RECORDS TO PROCESS >>
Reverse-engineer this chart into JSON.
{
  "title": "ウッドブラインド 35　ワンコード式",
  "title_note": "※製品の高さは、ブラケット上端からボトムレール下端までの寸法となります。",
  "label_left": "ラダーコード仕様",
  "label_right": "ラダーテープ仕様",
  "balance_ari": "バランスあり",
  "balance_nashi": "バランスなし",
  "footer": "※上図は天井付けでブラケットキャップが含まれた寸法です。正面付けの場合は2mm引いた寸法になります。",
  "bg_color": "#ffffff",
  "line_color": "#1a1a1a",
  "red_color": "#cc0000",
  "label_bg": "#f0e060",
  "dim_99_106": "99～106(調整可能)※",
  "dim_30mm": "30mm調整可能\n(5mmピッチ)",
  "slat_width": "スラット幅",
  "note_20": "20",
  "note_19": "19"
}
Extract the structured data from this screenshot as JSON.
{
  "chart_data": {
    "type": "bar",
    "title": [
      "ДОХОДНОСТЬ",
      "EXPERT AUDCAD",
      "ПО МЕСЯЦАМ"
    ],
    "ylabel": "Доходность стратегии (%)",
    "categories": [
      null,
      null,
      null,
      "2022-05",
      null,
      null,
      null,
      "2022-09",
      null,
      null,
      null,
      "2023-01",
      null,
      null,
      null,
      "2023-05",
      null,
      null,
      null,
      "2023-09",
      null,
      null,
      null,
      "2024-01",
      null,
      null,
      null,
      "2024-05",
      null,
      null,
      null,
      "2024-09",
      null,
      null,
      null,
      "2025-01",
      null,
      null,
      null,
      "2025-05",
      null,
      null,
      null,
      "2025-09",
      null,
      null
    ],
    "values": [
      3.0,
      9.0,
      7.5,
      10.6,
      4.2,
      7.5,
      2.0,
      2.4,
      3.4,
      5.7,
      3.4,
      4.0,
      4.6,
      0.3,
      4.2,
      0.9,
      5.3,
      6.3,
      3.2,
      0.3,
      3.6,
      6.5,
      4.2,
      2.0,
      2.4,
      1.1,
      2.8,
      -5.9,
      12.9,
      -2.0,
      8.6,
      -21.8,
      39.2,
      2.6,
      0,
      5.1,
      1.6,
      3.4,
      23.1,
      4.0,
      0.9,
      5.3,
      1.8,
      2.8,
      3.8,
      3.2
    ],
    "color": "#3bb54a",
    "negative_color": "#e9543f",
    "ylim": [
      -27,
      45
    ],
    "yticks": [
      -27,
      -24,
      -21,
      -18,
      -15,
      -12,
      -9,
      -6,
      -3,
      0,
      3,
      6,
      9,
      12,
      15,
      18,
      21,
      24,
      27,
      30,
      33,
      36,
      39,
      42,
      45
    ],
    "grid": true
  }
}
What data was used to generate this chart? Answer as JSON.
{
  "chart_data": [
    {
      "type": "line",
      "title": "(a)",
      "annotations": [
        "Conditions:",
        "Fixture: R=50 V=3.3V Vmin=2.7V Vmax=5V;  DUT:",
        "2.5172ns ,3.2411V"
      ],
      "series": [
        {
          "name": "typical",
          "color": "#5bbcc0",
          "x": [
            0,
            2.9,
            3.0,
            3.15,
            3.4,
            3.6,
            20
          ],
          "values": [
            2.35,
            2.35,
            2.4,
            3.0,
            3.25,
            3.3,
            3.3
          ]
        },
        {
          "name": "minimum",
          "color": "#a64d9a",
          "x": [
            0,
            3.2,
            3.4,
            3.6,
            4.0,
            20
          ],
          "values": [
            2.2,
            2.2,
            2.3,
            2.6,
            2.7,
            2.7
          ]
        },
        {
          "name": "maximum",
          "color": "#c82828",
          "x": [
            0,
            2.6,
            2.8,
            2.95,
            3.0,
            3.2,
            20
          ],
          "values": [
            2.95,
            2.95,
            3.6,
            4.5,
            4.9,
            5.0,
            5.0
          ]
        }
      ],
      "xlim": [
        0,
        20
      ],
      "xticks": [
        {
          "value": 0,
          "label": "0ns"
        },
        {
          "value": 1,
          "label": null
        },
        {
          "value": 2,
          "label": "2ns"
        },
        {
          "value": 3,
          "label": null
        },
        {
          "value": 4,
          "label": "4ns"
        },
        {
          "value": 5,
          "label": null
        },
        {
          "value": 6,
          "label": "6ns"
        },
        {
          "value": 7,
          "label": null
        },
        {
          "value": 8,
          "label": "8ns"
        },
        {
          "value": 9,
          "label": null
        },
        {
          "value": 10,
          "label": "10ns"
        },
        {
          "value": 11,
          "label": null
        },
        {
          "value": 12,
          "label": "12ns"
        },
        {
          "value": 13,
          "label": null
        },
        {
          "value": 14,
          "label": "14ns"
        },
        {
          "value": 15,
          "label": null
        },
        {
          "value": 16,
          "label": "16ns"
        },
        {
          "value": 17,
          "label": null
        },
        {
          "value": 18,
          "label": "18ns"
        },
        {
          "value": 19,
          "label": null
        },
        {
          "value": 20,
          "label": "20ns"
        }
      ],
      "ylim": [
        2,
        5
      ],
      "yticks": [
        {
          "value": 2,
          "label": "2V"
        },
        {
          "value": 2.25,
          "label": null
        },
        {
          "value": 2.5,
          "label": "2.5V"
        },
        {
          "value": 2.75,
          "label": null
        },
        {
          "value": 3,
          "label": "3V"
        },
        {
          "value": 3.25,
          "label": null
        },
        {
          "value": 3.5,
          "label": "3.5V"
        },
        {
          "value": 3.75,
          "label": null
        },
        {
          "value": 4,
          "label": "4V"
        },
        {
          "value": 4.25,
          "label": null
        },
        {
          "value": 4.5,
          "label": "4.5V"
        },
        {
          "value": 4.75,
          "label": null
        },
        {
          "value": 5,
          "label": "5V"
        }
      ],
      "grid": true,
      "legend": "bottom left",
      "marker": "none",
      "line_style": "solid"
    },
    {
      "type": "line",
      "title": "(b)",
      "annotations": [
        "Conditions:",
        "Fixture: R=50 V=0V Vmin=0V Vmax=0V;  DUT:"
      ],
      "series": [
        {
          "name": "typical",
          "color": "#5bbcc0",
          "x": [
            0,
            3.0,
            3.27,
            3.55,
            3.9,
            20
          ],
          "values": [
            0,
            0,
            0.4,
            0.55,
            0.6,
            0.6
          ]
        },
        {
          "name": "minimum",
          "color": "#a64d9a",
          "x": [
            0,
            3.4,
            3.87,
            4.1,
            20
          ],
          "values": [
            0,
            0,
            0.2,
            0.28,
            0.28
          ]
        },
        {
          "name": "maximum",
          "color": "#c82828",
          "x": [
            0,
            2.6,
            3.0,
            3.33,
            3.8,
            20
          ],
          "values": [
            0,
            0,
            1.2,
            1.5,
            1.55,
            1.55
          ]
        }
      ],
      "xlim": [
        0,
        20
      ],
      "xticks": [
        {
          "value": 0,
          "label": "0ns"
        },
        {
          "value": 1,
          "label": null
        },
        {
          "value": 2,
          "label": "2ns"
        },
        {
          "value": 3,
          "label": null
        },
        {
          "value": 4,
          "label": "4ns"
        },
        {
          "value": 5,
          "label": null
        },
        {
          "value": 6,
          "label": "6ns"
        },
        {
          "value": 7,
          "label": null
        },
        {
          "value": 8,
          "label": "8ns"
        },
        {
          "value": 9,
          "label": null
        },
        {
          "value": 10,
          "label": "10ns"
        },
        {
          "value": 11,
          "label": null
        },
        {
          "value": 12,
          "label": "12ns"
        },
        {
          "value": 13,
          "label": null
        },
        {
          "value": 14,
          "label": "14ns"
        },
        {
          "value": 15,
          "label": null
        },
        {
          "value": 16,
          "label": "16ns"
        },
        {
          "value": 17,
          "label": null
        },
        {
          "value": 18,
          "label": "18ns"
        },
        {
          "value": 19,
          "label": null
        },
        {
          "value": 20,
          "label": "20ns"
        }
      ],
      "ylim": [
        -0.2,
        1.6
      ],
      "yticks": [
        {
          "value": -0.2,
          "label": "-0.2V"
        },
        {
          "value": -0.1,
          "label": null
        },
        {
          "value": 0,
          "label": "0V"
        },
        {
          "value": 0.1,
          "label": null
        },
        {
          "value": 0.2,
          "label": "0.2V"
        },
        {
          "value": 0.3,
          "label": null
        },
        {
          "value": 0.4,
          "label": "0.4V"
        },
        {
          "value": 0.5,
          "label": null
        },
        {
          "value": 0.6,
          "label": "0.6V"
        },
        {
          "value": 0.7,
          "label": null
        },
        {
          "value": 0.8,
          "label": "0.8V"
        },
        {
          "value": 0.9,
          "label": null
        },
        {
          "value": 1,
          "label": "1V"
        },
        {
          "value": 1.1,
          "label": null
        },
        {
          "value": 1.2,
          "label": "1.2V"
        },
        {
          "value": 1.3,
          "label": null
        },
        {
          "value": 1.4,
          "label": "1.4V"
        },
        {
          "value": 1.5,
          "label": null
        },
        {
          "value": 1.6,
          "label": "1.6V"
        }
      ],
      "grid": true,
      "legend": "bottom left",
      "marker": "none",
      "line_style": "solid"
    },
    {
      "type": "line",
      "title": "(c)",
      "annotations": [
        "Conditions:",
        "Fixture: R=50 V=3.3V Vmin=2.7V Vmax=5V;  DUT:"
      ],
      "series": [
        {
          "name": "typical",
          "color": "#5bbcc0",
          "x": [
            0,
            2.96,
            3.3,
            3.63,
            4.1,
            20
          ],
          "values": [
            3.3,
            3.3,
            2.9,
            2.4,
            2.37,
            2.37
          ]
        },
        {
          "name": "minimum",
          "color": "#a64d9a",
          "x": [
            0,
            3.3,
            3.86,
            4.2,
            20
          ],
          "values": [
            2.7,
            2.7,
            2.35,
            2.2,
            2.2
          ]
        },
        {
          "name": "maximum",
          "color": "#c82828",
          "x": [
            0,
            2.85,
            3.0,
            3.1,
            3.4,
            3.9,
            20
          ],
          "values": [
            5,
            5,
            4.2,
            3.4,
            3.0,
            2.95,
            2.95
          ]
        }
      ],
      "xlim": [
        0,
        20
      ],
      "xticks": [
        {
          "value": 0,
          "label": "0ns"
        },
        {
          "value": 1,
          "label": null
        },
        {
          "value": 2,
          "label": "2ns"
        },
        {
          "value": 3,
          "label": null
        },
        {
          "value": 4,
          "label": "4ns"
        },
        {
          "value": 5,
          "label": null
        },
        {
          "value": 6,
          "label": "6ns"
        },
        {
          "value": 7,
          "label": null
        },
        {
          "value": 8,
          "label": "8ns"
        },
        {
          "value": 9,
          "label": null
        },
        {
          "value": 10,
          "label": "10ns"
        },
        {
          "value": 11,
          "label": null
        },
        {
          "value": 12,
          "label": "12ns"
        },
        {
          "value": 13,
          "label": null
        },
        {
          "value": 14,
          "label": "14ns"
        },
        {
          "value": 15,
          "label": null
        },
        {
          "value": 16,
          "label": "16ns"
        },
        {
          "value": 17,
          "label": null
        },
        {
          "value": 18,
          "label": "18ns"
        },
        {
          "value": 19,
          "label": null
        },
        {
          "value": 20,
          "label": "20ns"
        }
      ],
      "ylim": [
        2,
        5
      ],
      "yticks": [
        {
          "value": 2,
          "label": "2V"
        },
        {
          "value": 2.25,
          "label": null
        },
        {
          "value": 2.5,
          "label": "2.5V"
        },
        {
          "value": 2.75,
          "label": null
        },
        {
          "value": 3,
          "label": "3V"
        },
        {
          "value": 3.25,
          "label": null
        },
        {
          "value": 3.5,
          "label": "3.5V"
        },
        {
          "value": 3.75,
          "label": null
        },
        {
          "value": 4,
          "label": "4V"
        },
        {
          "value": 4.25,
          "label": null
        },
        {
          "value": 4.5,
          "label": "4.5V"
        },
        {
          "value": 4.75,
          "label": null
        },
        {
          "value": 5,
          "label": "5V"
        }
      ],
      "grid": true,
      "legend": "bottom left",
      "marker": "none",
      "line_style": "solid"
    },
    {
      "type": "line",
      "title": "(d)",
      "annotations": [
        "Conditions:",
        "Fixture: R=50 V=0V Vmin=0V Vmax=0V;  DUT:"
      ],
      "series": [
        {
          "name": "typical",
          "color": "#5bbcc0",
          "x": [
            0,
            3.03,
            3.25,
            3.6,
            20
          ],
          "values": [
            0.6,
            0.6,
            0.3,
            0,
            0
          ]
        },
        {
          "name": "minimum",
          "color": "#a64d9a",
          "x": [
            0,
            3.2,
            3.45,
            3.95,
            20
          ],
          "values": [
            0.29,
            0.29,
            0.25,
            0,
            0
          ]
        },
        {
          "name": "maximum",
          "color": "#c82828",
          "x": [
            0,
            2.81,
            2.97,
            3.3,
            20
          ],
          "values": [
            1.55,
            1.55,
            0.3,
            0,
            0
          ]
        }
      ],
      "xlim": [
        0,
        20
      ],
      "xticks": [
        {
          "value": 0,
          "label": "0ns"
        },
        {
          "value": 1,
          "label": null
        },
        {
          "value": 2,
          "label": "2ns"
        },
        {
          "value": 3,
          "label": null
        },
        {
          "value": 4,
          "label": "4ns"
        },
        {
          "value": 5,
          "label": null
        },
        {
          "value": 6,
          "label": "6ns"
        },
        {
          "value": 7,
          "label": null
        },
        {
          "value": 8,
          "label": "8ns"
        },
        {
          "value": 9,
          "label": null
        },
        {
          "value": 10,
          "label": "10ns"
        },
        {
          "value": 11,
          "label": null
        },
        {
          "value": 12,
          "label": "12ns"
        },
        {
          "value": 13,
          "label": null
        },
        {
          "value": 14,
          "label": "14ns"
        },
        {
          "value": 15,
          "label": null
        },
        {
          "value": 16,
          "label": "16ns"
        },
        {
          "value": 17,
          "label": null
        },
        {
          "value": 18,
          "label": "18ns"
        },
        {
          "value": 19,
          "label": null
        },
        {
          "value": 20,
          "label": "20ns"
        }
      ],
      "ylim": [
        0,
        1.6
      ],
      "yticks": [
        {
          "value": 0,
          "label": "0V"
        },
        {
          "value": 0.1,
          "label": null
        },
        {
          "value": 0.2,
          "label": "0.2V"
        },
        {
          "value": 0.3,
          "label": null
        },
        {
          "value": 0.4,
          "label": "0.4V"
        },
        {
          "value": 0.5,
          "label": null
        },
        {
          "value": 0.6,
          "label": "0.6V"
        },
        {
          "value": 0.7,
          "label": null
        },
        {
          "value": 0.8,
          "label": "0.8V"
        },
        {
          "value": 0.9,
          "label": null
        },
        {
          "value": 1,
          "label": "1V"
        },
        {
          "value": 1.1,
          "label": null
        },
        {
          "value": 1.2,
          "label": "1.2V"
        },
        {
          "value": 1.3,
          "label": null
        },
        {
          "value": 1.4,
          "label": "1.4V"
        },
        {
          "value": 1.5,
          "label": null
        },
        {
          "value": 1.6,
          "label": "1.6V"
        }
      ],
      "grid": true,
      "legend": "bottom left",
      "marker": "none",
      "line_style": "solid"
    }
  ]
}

YOUR INSTRUCTIONS >>
Where does the word "JSON" appear in the listing? List each line that holds it.

RESULT >>
Reverse-engineer this chart into JSON.
Extract the structured data from this screenshot as JSON.
What data was used to generate this chart? Answer as JSON.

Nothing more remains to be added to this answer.